== TASK TO COMPLETE ==
Restate the full listing word for word and leave the pictures out.

== Stored entries ==
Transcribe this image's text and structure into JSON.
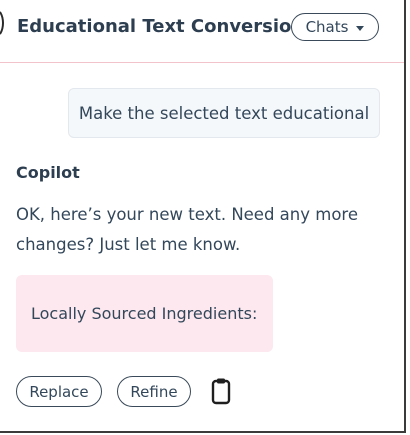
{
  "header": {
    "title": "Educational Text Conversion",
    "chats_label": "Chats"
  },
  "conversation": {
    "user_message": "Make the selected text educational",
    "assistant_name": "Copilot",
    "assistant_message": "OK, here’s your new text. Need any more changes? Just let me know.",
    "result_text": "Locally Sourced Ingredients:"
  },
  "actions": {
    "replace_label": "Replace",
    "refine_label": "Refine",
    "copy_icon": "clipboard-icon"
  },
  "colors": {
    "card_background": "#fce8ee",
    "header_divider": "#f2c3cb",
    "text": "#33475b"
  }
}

== SOLUTION FOR THIS TASK ==
Transcribe this image's text and structure into JSON.
{
  "header": {
    "title": "Educational Text Conversion",
    "chats_label": "Chats"
  },
  "conversation": {
    "user_message": "Make the selected text educational",
    "assistant_name": "Copilot",
    "assistant_message": "OK, here’s your new text. Need any more changes? Just let me know.",
    "result_text": "Locally Sourced Ingredients:"
  },
  "actions": {
    "replace_label": "Replace",
    "refine_label": "Refine",
    "copy_icon": "clipboard-icon"
  },
  "colors": {
    "card_background": "#fce8ee",
    "header_divider": "#f2c3cb",
    "text": "#33475b"
  }
}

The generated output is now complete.